— START —

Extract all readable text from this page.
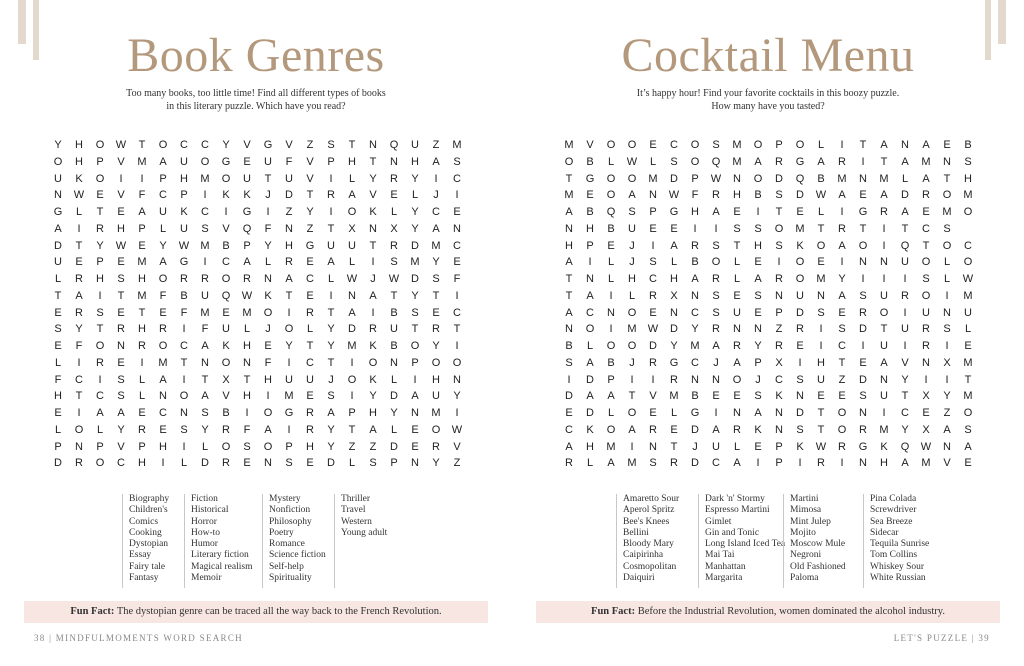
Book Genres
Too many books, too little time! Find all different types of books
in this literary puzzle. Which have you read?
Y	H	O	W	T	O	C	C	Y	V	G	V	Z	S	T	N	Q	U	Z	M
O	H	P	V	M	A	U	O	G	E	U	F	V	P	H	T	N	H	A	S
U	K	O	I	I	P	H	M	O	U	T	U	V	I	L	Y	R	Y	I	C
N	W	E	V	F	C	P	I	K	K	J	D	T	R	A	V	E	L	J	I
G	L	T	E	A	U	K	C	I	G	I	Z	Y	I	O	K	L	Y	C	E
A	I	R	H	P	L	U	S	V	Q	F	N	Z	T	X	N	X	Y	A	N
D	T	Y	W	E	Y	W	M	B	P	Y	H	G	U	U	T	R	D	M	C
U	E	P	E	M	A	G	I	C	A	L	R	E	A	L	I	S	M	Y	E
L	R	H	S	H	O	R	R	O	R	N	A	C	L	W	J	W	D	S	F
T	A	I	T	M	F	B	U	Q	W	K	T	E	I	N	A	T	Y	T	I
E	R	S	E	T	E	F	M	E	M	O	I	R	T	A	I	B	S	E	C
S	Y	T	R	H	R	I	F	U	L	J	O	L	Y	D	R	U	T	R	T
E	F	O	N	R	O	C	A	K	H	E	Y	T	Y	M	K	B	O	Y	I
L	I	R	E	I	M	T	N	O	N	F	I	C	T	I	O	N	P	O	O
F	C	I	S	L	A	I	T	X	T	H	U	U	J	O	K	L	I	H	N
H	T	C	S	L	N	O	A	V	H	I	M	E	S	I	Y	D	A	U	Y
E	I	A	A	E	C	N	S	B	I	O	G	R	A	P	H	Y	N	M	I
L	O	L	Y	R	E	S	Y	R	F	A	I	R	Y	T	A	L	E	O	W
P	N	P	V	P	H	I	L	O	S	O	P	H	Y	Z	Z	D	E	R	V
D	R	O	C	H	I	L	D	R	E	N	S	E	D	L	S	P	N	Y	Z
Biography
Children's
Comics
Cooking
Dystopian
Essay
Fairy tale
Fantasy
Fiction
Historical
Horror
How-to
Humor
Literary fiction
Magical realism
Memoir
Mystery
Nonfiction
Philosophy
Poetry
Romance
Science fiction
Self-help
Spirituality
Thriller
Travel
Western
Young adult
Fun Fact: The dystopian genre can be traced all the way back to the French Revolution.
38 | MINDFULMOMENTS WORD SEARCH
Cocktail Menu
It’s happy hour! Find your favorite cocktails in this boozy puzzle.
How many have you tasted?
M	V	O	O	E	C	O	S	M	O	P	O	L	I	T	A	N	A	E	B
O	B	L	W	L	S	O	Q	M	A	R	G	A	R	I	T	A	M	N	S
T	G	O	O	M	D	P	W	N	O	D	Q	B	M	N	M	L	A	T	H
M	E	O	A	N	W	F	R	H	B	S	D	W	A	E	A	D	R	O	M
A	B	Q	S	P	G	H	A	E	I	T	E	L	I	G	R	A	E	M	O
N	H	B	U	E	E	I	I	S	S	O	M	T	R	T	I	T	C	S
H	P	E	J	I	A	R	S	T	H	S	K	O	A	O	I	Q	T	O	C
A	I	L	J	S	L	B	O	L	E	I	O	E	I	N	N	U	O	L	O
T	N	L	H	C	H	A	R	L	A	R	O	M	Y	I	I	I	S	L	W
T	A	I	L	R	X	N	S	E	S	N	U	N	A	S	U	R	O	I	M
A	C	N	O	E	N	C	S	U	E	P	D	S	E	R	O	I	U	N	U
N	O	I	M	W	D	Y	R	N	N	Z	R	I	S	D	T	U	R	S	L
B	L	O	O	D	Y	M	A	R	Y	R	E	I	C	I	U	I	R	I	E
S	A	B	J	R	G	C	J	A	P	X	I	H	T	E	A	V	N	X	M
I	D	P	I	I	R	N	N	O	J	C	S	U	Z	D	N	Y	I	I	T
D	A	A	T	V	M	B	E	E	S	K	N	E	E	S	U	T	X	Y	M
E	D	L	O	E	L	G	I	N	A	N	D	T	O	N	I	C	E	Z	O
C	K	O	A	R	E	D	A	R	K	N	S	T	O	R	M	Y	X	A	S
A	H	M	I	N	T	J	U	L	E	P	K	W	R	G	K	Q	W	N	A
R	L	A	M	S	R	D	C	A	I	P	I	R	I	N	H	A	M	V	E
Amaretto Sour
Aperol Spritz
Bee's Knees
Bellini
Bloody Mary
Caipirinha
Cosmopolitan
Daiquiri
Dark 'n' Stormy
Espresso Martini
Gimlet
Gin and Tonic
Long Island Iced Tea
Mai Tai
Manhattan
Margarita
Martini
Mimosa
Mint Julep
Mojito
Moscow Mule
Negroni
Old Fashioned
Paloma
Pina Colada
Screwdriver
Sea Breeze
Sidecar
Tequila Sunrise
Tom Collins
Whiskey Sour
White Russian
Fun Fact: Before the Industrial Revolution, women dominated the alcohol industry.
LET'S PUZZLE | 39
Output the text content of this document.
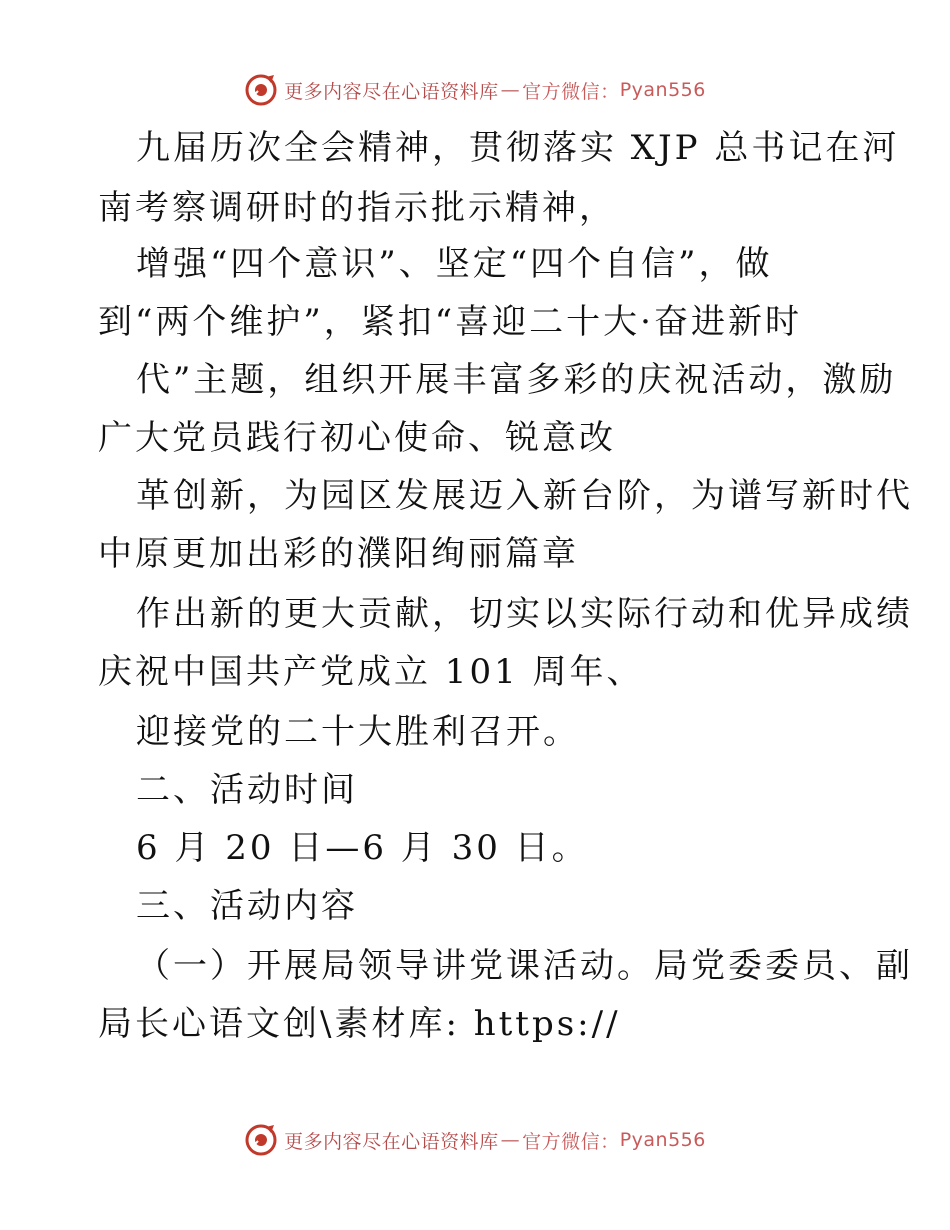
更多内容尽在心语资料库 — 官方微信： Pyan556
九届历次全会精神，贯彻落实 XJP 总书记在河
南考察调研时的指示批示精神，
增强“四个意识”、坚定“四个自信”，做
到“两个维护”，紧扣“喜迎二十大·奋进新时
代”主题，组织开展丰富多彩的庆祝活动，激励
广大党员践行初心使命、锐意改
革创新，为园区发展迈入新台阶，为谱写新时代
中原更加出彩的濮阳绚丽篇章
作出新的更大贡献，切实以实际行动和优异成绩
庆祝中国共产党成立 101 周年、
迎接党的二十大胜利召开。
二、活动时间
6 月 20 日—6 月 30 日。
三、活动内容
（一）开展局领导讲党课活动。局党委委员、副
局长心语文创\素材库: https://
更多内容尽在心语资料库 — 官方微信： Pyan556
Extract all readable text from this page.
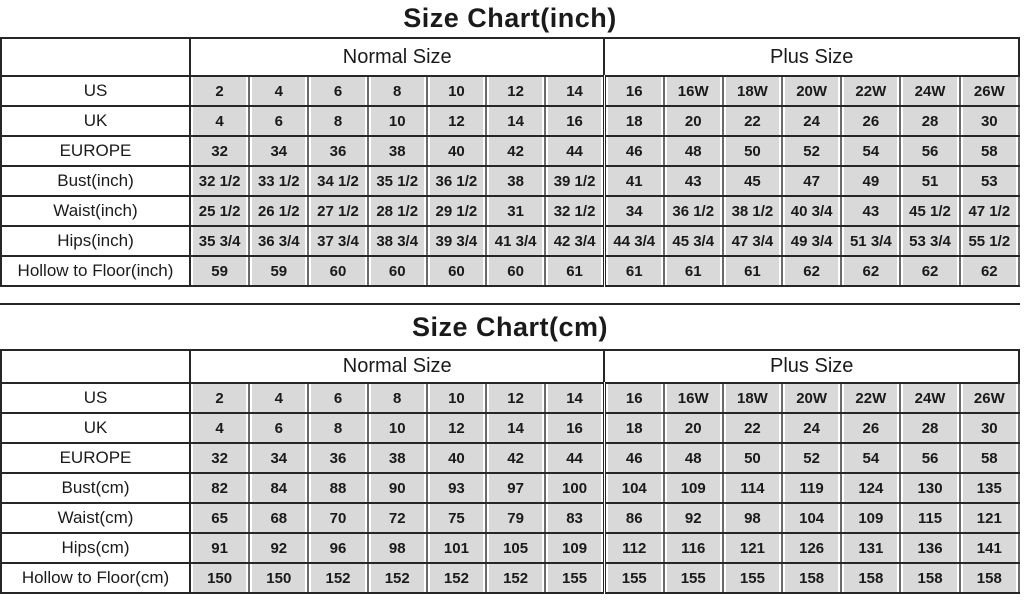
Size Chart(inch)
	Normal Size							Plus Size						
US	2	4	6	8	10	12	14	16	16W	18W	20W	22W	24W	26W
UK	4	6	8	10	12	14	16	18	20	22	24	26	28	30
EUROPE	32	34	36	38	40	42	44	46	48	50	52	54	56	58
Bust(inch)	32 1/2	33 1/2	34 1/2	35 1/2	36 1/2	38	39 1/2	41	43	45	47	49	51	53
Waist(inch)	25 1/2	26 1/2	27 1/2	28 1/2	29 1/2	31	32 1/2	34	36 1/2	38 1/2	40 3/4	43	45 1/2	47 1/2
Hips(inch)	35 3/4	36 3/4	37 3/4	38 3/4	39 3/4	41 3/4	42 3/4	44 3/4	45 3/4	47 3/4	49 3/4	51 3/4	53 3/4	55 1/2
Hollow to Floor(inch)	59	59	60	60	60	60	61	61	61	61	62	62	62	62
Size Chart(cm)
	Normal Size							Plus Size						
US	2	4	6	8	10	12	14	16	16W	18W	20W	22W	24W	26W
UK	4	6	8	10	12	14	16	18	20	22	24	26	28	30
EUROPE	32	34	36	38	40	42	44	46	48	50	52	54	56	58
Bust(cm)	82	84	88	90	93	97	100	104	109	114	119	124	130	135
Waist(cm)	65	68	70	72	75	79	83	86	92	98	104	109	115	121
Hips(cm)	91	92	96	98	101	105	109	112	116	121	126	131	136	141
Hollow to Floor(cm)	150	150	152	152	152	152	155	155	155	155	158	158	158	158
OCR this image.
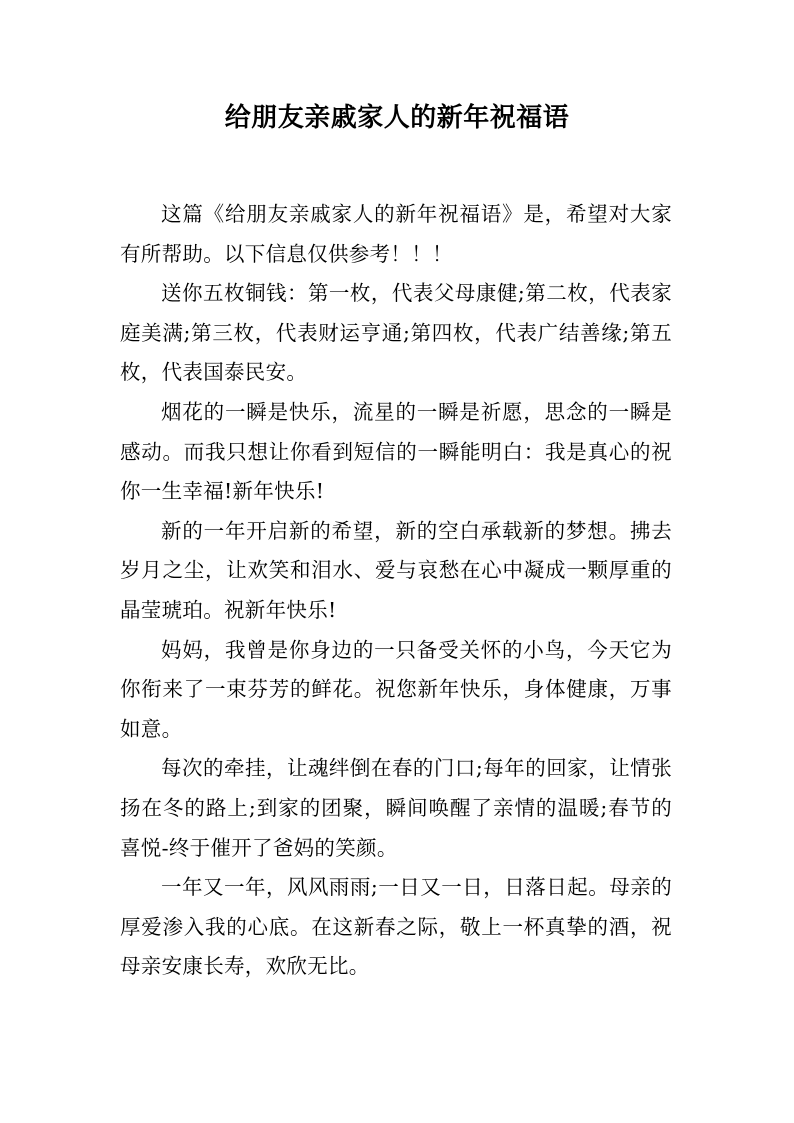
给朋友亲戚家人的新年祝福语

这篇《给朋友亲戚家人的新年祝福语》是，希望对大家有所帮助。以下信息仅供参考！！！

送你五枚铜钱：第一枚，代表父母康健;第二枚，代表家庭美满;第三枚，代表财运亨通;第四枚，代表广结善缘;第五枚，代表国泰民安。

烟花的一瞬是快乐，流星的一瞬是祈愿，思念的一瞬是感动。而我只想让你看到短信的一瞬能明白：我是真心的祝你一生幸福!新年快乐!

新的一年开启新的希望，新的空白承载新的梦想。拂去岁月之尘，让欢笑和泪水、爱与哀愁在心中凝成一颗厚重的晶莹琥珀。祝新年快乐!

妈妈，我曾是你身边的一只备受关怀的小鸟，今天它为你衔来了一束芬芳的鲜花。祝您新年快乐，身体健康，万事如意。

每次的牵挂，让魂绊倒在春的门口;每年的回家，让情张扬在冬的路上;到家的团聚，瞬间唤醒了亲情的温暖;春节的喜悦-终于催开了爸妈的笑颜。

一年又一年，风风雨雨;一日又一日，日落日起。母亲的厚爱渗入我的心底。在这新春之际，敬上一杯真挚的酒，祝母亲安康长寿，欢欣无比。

— END —

● **What is expected**:
Find the lines above that contain the word "Waist" and collect them.

● **Worked answer**:
Waist(inch)	25 1/2	26 1/2	27 1/2	28 1/2	29 1/2	31	32 1/2	34	36 1/2	38 1/2	40 3/4	43	45 1/2	47 1/2
Waist(cm)	65	68	70	72	75	79	83	86	92	98	104	109	115	121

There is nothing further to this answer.